Output every line of the data exactly as it appears.
[start]
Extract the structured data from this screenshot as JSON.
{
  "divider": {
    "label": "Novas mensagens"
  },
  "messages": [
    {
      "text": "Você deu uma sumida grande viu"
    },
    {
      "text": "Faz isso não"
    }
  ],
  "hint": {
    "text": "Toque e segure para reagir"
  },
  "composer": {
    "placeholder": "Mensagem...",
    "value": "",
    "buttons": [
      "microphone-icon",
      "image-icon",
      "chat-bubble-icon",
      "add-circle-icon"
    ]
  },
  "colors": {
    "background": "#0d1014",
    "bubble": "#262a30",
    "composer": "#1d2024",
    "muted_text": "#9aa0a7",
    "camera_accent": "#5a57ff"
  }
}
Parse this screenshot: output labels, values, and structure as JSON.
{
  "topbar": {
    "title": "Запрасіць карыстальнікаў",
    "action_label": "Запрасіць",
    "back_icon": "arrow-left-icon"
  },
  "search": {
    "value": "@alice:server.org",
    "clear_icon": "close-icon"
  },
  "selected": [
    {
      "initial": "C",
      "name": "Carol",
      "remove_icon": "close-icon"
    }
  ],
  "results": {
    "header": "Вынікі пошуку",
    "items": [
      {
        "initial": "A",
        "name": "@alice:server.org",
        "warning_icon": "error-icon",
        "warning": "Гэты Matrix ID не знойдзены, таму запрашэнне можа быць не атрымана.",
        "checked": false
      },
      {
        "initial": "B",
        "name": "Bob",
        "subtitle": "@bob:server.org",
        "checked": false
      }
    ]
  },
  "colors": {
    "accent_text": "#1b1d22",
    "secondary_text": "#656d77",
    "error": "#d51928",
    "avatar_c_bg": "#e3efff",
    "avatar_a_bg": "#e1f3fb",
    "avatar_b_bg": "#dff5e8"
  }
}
[end]
§ **Solved problem**
Extract the structured data from this screenshot as JSON.
{
  "divider": {
    "label": "Novas mensagens"
  },
  "messages": [
    {
      "text": "Você deu uma sumida grande viu"
    },
    {
      "text": "Faz isso não"
    }
  ],
  "hint": {
    "text": "Toque e segure para reagir"
  },
  "composer": {
    "placeholder": "Mensagem...",
    "value": "",
    "buttons": [
      "microphone-icon",
      "image-icon",
      "chat-bubble-icon",
      "add-circle-icon"
    ]
  },
  "colors": {
    "background": "#0d1014",
    "bubble": "#262a30",
    "composer": "#1d2024",
    "muted_text": "#9aa0a7",
    "camera_accent": "#5a57ff"
  }
}
Parse this screenshot: output labels, values, and structure as JSON.
{
  "topbar": {
    "title": "Запрасіць карыстальнікаў",
    "action_label": "Запрасіць",
    "back_icon": "arrow-left-icon"
  },
  "search": {
    "value": "@alice:server.org",
    "clear_icon": "close-icon"
  },
  "selected": [
    {
      "initial": "C",
      "name": "Carol",
      "remove_icon": "close-icon"
    }
  ],
  "results": {
    "header": "Вынікі пошуку",
    "items": [
      {
        "initial": "A",
        "name": "@alice:server.org",
        "warning_icon": "error-icon",
        "warning": "Гэты Matrix ID не знойдзены, таму запрашэнне можа быць не атрымана.",
        "checked": false
      },
      {
        "initial": "B",
        "name": "Bob",
        "subtitle": "@bob:server.org",
        "checked": false
      }
    ]
  },
  "colors": {
    "accent_text": "#1b1d22",
    "secondary_text": "#656d77",
    "error": "#d51928",
    "avatar_c_bg": "#e3efff",
    "avatar_a_bg": "#e1f3fb",
    "avatar_b_bg": "#dff5e8"
  }
}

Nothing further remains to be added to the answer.